Recorded data:
::::::::::
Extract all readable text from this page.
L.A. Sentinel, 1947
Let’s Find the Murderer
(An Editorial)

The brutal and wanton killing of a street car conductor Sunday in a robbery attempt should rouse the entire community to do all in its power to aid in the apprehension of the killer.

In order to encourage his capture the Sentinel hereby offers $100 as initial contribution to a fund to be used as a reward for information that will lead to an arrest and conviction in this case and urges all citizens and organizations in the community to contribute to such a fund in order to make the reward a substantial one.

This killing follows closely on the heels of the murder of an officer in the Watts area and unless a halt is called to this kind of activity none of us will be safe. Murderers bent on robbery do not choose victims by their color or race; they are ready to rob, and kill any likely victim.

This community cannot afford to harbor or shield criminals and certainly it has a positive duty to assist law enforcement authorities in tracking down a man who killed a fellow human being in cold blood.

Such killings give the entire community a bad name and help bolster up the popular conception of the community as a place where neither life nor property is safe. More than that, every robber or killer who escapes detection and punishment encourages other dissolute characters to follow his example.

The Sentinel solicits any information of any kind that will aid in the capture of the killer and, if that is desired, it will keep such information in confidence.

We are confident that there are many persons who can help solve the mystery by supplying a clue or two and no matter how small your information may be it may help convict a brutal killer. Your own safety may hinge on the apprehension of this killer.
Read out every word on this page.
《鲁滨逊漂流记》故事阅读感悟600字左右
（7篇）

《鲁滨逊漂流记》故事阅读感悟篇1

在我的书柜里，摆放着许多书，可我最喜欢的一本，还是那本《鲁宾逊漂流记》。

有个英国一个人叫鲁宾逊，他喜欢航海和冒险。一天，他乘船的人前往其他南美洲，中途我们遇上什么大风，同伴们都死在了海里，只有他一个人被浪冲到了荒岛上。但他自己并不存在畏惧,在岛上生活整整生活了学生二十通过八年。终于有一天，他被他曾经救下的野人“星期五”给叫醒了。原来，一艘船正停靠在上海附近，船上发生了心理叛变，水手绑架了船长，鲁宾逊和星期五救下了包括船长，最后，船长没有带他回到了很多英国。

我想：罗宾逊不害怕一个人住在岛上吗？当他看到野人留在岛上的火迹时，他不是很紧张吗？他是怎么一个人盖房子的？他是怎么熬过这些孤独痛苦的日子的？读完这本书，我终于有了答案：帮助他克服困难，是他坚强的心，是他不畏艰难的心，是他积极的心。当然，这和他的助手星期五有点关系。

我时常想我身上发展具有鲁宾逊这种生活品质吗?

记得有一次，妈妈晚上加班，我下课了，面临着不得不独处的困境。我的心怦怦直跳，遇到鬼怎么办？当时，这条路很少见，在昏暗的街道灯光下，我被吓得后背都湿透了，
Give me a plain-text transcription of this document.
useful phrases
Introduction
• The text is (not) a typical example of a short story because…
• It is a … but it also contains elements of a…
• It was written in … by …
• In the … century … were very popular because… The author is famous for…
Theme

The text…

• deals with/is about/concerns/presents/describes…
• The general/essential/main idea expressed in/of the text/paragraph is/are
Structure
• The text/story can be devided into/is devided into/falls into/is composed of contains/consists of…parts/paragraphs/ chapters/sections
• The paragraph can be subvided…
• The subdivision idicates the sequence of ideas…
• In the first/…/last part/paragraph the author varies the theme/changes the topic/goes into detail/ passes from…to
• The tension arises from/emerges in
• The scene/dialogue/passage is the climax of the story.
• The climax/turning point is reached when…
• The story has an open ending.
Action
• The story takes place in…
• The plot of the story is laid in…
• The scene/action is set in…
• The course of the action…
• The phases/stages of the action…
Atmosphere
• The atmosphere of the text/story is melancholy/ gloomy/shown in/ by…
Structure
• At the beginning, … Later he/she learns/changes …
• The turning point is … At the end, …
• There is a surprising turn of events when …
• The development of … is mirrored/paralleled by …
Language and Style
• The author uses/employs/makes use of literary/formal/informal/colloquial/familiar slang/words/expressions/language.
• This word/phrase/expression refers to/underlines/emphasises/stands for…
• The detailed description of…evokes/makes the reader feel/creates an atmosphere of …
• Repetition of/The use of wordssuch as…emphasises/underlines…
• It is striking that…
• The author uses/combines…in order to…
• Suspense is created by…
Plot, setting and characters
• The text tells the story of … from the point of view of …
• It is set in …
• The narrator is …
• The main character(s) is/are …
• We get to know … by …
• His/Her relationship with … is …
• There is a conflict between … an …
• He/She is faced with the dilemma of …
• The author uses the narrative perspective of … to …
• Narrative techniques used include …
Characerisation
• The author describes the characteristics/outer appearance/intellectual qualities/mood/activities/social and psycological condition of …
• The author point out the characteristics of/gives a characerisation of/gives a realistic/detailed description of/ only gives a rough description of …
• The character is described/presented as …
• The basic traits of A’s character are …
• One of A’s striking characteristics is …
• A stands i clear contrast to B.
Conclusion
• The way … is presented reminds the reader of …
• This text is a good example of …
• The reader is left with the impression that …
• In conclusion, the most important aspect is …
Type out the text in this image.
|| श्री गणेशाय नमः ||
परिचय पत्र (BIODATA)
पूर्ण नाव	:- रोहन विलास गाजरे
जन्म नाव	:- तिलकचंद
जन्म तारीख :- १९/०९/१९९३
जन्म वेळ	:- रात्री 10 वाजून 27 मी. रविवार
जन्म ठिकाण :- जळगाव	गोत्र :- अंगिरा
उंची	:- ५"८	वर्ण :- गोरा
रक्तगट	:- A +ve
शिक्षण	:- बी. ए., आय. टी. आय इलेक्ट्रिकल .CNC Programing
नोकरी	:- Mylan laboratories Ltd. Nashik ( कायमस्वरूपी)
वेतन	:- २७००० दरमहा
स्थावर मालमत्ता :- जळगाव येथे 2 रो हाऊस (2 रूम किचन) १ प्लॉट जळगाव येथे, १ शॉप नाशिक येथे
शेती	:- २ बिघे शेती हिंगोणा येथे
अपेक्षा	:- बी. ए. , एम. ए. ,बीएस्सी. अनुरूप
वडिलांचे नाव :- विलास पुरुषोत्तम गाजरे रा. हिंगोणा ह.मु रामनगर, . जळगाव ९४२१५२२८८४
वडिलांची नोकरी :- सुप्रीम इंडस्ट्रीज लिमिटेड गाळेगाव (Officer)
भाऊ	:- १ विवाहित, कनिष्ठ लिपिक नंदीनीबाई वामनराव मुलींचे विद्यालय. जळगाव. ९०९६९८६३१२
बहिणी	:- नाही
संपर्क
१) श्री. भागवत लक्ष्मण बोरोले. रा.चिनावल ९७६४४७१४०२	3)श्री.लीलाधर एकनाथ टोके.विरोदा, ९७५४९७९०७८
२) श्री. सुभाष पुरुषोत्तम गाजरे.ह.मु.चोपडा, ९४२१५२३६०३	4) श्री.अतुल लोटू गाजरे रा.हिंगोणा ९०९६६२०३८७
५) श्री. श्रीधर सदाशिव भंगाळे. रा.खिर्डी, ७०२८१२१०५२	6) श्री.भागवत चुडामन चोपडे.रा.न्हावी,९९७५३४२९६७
::::::::::
Short exercise: Return from the data every line that holds "page".

Full response:
Extract all readable text from this page.
Read out every word on this page.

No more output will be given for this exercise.